# [Task to complete]
Read through the data and report every line in which the word "awareness" occurs.

(Data entries)
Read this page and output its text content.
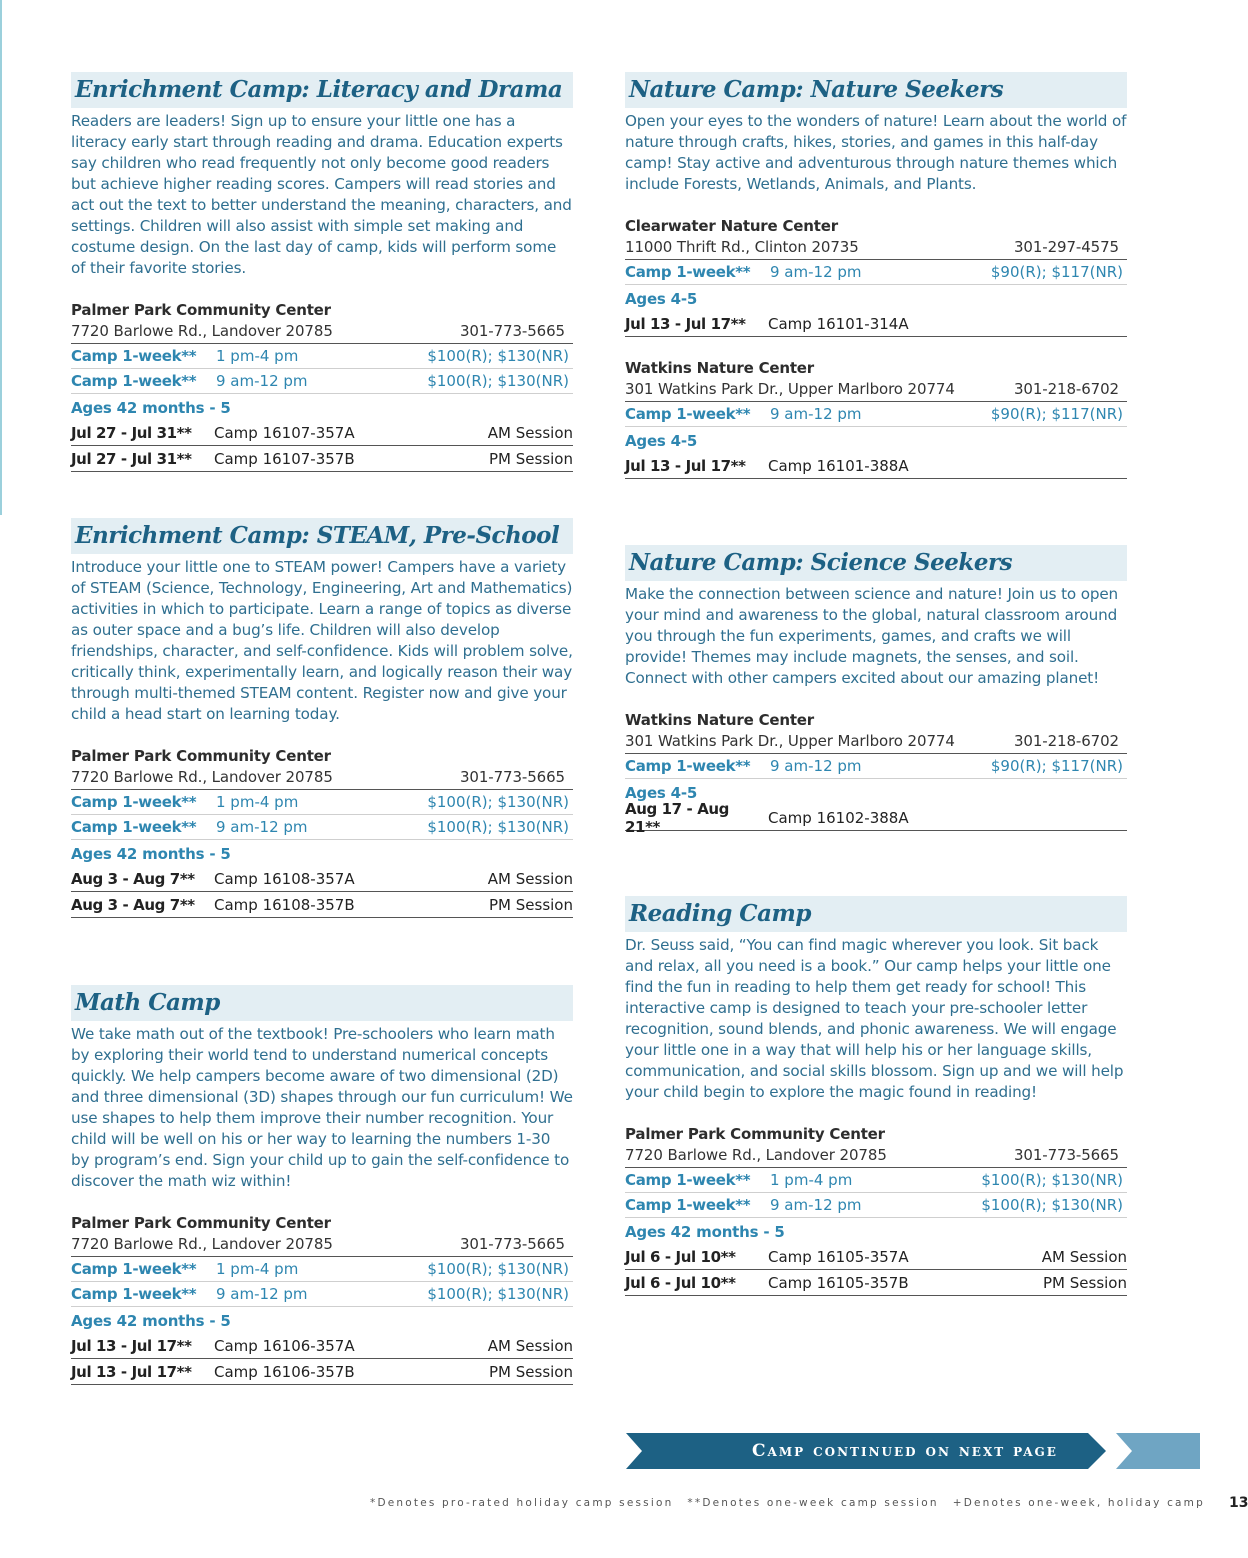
Enrichment Camp: Literacy and Drama
Readers are leaders! Sign up to ensure your little one has a literacy early start through reading and drama. Education experts say children who read frequently not only become good readers but achieve higher reading scores. Campers will read stories and act out the text to better understand the meaning, characters, and settings. Children will also assist with simple set making and costume design. On the last day of camp, kids will perform some of their favorite stories.
Palmer Park Community Center
7720 Barlowe Rd., Landover 20785	301-773-5665
Camp 1-week**	1 pm-4 pm	$100(R); $130(NR)
Camp 1-week**	9 am-12 pm	$100(R); $130(NR)
Ages 42 months - 5
Jul 27 - Jul 31**	Camp 16107-357A	AM Session
Jul 27 - Jul 31**	Camp 16107-357B	PM Session
Enrichment Camp: STEAM, Pre-School
Introduce your little one to STEAM power! Campers have a variety of STEAM (Science, Technology, Engineering, Art and Mathematics) activities in which to participate. Learn a range of topics as diverse as outer space and a bug’s life. Children will also develop friendships, character, and self-confidence. Kids will problem solve, critically think, experimentally learn, and logically reason their way through multi-themed STEAM content. Register now and give your child a head start on learning today.
Palmer Park Community Center
7720 Barlowe Rd., Landover 20785	301-773-5665
Camp 1-week**	1 pm-4 pm	$100(R); $130(NR)
Camp 1-week**	9 am-12 pm	$100(R); $130(NR)
Ages 42 months - 5
Aug 3 - Aug 7**	Camp 16108-357A	AM Session
Aug 3 - Aug 7**	Camp 16108-357B	PM Session
Math Camp
We take math out of the textbook! Pre-schoolers who learn math by exploring their world tend to understand numerical concepts quickly. We help campers become aware of two dimensional (2D) and three dimensional (3D) shapes through our fun curriculum! We use shapes to help them improve their number recognition. Your child will be well on his or her way to learning the numbers 1-30 by program’s end. Sign your child up to gain the self-confidence to discover the math wiz within!
Palmer Park Community Center
7720 Barlowe Rd., Landover 20785	301-773-5665
Camp 1-week**	1 pm-4 pm	$100(R); $130(NR)
Camp 1-week**	9 am-12 pm	$100(R); $130(NR)
Ages 42 months - 5
Jul 13 - Jul 17**	Camp 16106-357A	AM Session
Jul 13 - Jul 17**	Camp 16106-357B	PM Session
Nature Camp: Nature Seekers
Open your eyes to the wonders of nature! Learn about the world of nature through crafts, hikes, stories, and games in this half-day camp! Stay active and adventurous through nature themes which include Forests, Wetlands, Animals, and Plants.
Clearwater Nature Center
11000 Thrift Rd., Clinton 20735	301-297-4575
Camp 1-week**	9 am-12 pm	$90(R); $117(NR)
Ages 4-5
Jul 13 - Jul 17**	Camp 16101-314A
Watkins Nature Center
301 Watkins Park Dr., Upper Marlboro 20774	301-218-6702
Camp 1-week**	9 am-12 pm	$90(R); $117(NR)
Ages 4-5
Jul 13 - Jul 17**	Camp 16101-388A
Nature Camp: Science Seekers
Make the connection between science and nature! Join us to open your mind and awareness to the global, natural classroom around you through the fun experiments, games, and crafts we will provide! Themes may include magnets, the senses, and soil. Connect with other campers excited about our amazing planet!
Watkins Nature Center
301 Watkins Park Dr., Upper Marlboro 20774	301-218-6702
Camp 1-week**	9 am-12 pm	$90(R); $117(NR)
Ages 4-5
Aug 17 - Aug 21**	Camp 16102-388A
Reading Camp
Dr. Seuss said, “You can find magic wherever you look. Sit back and relax, all you need is a book.” Our camp helps your little one find the fun in reading to help them get ready for school! This interactive camp is designed to teach your pre-schooler letter recognition, sound blends, and phonic awareness. We will engage your little one in a way that will help his or her language skills, communication, and social skills blossom. Sign up and we will help your child begin to explore the magic found in reading!
Palmer Park Community Center
7720 Barlowe Rd., Landover 20785	301-773-5665
Camp 1-week**	1 pm-4 pm	$100(R); $130(NR)
Camp 1-week**	9 am-12 pm	$100(R); $130(NR)
Ages 42 months - 5
Jul 6 - Jul 10**	Camp 16105-357A	AM Session
Jul 6 - Jul 10**	Camp 16105-357B	PM Session
Camp continued on next page
*Denotes pro-rated holiday camp session **Denotes one-week camp session +Denotes one-week, holiday camp 13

# [Result of this exercise]
Make the connection between science and nature! Join us to open your mind and awareness to the global, natural classroom around you through the fun experiments, games, and crafts we will provide! Themes may include magnets, the senses, and soil. Connect with other campers excited about our amazing planet!
Dr. Seuss said, “You can find magic wherever you look. Sit back and relax, all you need is a book.” Our camp helps your little one find the fun in reading to help them get ready for school! This interactive camp is designed to teach your pre-schooler letter recognition, sound blends, and phonic awareness. We will engage your little one in a way that will help his or her language skills, communication, and social skills blossom. Sign up and we will help your child begin to explore the magic found in reading!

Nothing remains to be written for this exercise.